# MATERIAL FOR THIS TASK

■ ■ ■ ■ ■ ■ ■

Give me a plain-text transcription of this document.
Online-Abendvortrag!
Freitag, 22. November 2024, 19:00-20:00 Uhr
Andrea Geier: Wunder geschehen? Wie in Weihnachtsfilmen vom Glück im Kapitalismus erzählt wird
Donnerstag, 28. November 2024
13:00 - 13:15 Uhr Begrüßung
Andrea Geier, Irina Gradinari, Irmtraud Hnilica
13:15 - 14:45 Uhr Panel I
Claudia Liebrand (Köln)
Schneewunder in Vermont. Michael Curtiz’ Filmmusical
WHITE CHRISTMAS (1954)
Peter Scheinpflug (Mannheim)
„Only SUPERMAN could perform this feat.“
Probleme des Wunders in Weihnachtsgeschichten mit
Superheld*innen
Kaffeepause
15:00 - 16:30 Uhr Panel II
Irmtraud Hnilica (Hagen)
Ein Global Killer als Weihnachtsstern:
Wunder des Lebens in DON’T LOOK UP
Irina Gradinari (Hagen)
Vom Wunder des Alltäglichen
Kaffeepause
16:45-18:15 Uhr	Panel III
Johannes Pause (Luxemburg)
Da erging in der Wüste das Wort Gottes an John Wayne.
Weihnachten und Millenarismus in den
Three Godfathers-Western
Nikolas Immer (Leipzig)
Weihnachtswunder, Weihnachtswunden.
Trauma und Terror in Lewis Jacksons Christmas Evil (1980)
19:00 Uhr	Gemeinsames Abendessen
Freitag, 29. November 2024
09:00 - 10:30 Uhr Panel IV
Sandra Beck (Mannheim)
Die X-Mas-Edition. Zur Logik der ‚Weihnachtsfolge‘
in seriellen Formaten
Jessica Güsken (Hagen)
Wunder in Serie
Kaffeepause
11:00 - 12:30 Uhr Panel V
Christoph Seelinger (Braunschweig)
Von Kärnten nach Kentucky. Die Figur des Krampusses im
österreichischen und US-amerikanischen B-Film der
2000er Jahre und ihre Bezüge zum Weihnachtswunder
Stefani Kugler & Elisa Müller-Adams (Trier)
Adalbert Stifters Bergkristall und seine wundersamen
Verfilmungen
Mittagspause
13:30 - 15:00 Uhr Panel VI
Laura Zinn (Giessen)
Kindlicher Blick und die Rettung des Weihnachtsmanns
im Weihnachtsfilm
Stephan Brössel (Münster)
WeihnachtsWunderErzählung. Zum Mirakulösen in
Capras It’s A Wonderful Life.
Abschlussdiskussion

■ ■ ■ ■ ■ ■ ■

# BRIEF
Examine the data above and state how many of its lines contain the word "Irina", with no further remarks.

# OUTPUT OF THE EXERCISE
2